Data listing —
--------------------------------

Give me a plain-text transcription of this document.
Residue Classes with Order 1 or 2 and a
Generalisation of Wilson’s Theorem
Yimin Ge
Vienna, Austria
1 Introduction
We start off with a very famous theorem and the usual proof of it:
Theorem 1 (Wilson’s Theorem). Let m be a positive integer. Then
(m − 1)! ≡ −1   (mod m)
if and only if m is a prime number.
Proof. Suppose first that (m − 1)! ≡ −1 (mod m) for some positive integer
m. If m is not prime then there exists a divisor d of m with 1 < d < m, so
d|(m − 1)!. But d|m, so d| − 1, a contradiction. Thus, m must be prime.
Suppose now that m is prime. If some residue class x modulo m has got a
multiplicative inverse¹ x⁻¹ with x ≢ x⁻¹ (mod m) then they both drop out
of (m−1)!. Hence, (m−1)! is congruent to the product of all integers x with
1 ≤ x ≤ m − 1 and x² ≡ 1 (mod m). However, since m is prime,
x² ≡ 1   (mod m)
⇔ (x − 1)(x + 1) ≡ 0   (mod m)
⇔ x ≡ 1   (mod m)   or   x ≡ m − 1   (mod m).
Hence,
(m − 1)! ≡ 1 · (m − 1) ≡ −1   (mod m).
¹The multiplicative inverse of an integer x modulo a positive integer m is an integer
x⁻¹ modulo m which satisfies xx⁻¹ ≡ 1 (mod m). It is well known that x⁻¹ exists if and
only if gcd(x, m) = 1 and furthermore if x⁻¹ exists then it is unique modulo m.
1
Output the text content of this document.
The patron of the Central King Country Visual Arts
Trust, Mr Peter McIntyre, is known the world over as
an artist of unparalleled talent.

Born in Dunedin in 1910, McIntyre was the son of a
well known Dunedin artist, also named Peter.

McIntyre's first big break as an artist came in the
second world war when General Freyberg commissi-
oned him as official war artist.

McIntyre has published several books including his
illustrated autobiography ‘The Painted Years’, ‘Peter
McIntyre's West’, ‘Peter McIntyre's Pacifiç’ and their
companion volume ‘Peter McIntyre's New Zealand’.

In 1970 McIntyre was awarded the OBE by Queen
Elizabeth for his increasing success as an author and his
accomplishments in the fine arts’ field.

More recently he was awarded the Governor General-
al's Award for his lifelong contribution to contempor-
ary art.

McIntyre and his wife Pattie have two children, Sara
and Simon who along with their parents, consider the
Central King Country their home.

--------------------------------

Task to complete — Reproduce every line from the entries that holds the word "awarded".

Full output —
In 1970 McIntyre was awarded the OBE by Queen
More recently he was awarded the Governor General-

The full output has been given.